== SUPPLIED DATA

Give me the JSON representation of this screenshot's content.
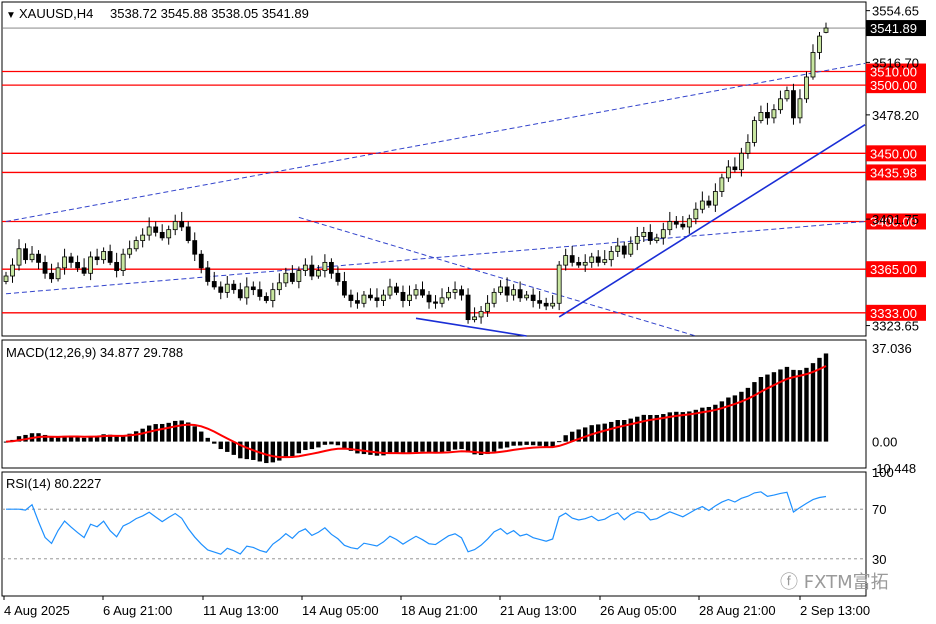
{
  "header": {
    "symbol": "XAUUSD,H4",
    "ohlc": "3538.72 3545.88 3538.05 3541.89",
    "last_price": "3541.89"
  },
  "price_axis": {
    "ticks": [
      "3554.65",
      "3516.70",
      "3478.20",
      "3401.75",
      "3323.65"
    ],
    "range": [
      3316,
      3561
    ]
  },
  "levels": [
    {
      "value": 3510.0,
      "label": "3510.00"
    },
    {
      "value": 3500.0,
      "label": "3500.00"
    },
    {
      "value": 3450.0,
      "label": "3450.00"
    },
    {
      "value": 3435.98,
      "label": "3435.98"
    },
    {
      "value": 3400.0,
      "label": "3400.00"
    },
    {
      "value": 3365.0,
      "label": "3365.00"
    },
    {
      "value": 3333.0,
      "label": "3333.00"
    }
  ],
  "macd": {
    "title": "MACD(12,26,9) 34.877 29.788",
    "ticks": [
      "37.036",
      "0.00",
      "-10.448"
    ],
    "range": [
      -10.448,
      37.036
    ]
  },
  "rsi": {
    "title": "RSI(14) 80.2227",
    "ticks": [
      "100",
      "70",
      "30"
    ],
    "levels": [
      70,
      30
    ]
  },
  "time_axis": {
    "labels": [
      "4 Aug 2025",
      "6 Aug 21:00",
      "11 Aug 13:00",
      "14 Aug 05:00",
      "18 Aug 21:00",
      "21 Aug 13:00",
      "26 Aug 05:00",
      "28 Aug 21:00",
      "2 Sep 13:00"
    ]
  },
  "watermark": "FXTM富拓",
  "colors": {
    "level_line": "#ff0000",
    "trend_solid": "#1a2ed6",
    "trend_dashed": "#3344cc",
    "macd_hist": "#000000",
    "macd_signal": "#ff0000",
    "rsi_line": "#1e90ff",
    "candle_up": "#c8e6a0",
    "candle_down": "#000000"
  },
  "chart_data": {
    "type": "candlestick",
    "symbol": "XAUUSD",
    "timeframe": "H4",
    "closes": [
      3360,
      3368,
      3380,
      3372,
      3376,
      3370,
      3362,
      3358,
      3366,
      3374,
      3370,
      3366,
      3362,
      3374,
      3372,
      3378,
      3370,
      3364,
      3376,
      3380,
      3386,
      3390,
      3396,
      3392,
      3388,
      3394,
      3400,
      3396,
      3386,
      3376,
      3366,
      3356,
      3352,
      3348,
      3354,
      3350,
      3344,
      3352,
      3350,
      3345,
      3342,
      3350,
      3355,
      3362,
      3356,
      3364,
      3368,
      3360,
      3364,
      3370,
      3362,
      3356,
      3346,
      3342,
      3340,
      3346,
      3344,
      3342,
      3346,
      3352,
      3348,
      3342,
      3346,
      3350,
      3346,
      3341,
      3340,
      3344,
      3348,
      3350,
      3346,
      3328,
      3330,
      3334,
      3340,
      3348,
      3352,
      3346,
      3350,
      3344,
      3346,
      3342,
      3340,
      3338,
      3340,
      3368,
      3375,
      3370,
      3368,
      3370,
      3374,
      3370,
      3372,
      3378,
      3382,
      3376,
      3384,
      3389,
      3392,
      3386,
      3388,
      3394,
      3400,
      3398,
      3396,
      3402,
      3409,
      3415,
      3412,
      3422,
      3432,
      3440,
      3438,
      3450,
      3458,
      3474,
      3480,
      3476,
      3482,
      3490,
      3496,
      3476,
      3490,
      3506,
      3524,
      3536,
      3541.89
    ],
    "last": {
      "open": 3538.72,
      "high": 3545.88,
      "low": 3538.05,
      "close": 3541.89
    },
    "ylim": [
      3316,
      3561
    ],
    "horizontal_levels": [
      3510.0,
      3500.0,
      3450.0,
      3435.98,
      3400.0,
      3365.0,
      3333.0
    ],
    "macd": {
      "fast": 12,
      "slow": 26,
      "signal": 9,
      "main": 34.877,
      "signal_value": 29.788,
      "ylim": [
        -10.448,
        37.036
      ]
    },
    "rsi": {
      "period": 14,
      "value": 80.2227,
      "levels": [
        70,
        30
      ]
    }
  }
}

====

Word for word, quote the full listing, omitting every picture.

** EXPECTED ANSWER **
Give me the JSON representation of this screenshot's content.
{
  "header": {
    "symbol": "XAUUSD,H4",
    "ohlc": "3538.72 3545.88 3538.05 3541.89",
    "last_price": "3541.89"
  },
  "price_axis": {
    "ticks": [
      "3554.65",
      "3516.70",
      "3478.20",
      "3401.75",
      "3323.65"
    ],
    "range": [
      3316,
      3561
    ]
  },
  "levels": [
    {
      "value": 3510.0,
      "label": "3510.00"
    },
    {
      "value": 3500.0,
      "label": "3500.00"
    },
    {
      "value": 3450.0,
      "label": "3450.00"
    },
    {
      "value": 3435.98,
      "label": "3435.98"
    },
    {
      "value": 3400.0,
      "label": "3400.00"
    },
    {
      "value": 3365.0,
      "label": "3365.00"
    },
    {
      "value": 3333.0,
      "label": "3333.00"
    }
  ],
  "macd": {
    "title": "MACD(12,26,9) 34.877 29.788",
    "ticks": [
      "37.036",
      "0.00",
      "-10.448"
    ],
    "range": [
      -10.448,
      37.036
    ]
  },
  "rsi": {
    "title": "RSI(14) 80.2227",
    "ticks": [
      "100",
      "70",
      "30"
    ],
    "levels": [
      70,
      30
    ]
  },
  "time_axis": {
    "labels": [
      "4 Aug 2025",
      "6 Aug 21:00",
      "11 Aug 13:00",
      "14 Aug 05:00",
      "18 Aug 21:00",
      "21 Aug 13:00",
      "26 Aug 05:00",
      "28 Aug 21:00",
      "2 Sep 13:00"
    ]
  },
  "watermark": "FXTM富拓",
  "colors": {
    "level_line": "#ff0000",
    "trend_solid": "#1a2ed6",
    "trend_dashed": "#3344cc",
    "macd_hist": "#000000",
    "macd_signal": "#ff0000",
    "rsi_line": "#1e90ff",
    "candle_up": "#c8e6a0",
    "candle_down": "#000000"
  },
  "chart_data": {
    "type": "candlestick",
    "symbol": "XAUUSD",
    "timeframe": "H4",
    "closes": [
      3360,
      3368,
      3380,
      3372,
      3376,
      3370,
      3362,
      3358,
      3366,
      3374,
      3370,
      3366,
      3362,
      3374,
      3372,
      3378,
      3370,
      3364,
      3376,
      3380,
      3386,
      3390,
      3396,
      3392,
      3388,
      3394,
      3400,
      3396,
      3386,
      3376,
      3366,
      3356,
      3352,
      3348,
      3354,
      3350,
      3344,
      3352,
      3350,
      3345,
      3342,
      3350,
      3355,
      3362,
      3356,
      3364,
      3368,
      3360,
      3364,
      3370,
      3362,
      3356,
      3346,
      3342,
      3340,
      3346,
      3344,
      3342,
      3346,
      3352,
      3348,
      3342,
      3346,
      3350,
      3346,
      3341,
      3340,
      3344,
      3348,
      3350,
      3346,
      3328,
      3330,
      3334,
      3340,
      3348,
      3352,
      3346,
      3350,
      3344,
      3346,
      3342,
      3340,
      3338,
      3340,
      3368,
      3375,
      3370,
      3368,
      3370,
      3374,
      3370,
      3372,
      3378,
      3382,
      3376,
      3384,
      3389,
      3392,
      3386,
      3388,
      3394,
      3400,
      3398,
      3396,
      3402,
      3409,
      3415,
      3412,
      3422,
      3432,
      3440,
      3438,
      3450,
      3458,
      3474,
      3480,
      3476,
      3482,
      3490,
      3496,
      3476,
      3490,
      3506,
      3524,
      3536,
      3541.89
    ],
    "last": {
      "open": 3538.72,
      "high": 3545.88,
      "low": 3538.05,
      "close": 3541.89
    },
    "ylim": [
      3316,
      3561
    ],
    "horizontal_levels": [
      3510.0,
      3500.0,
      3450.0,
      3435.98,
      3400.0,
      3365.0,
      3333.0
    ],
    "macd": {
      "fast": 12,
      "slow": 26,
      "signal": 9,
      "main": 34.877,
      "signal_value": 29.788,
      "ylim": [
        -10.448,
        37.036
      ]
    },
    "rsi": {
      "period": 14,
      "value": 80.2227,
      "levels": [
        70,
        30
      ]
    }
  }
}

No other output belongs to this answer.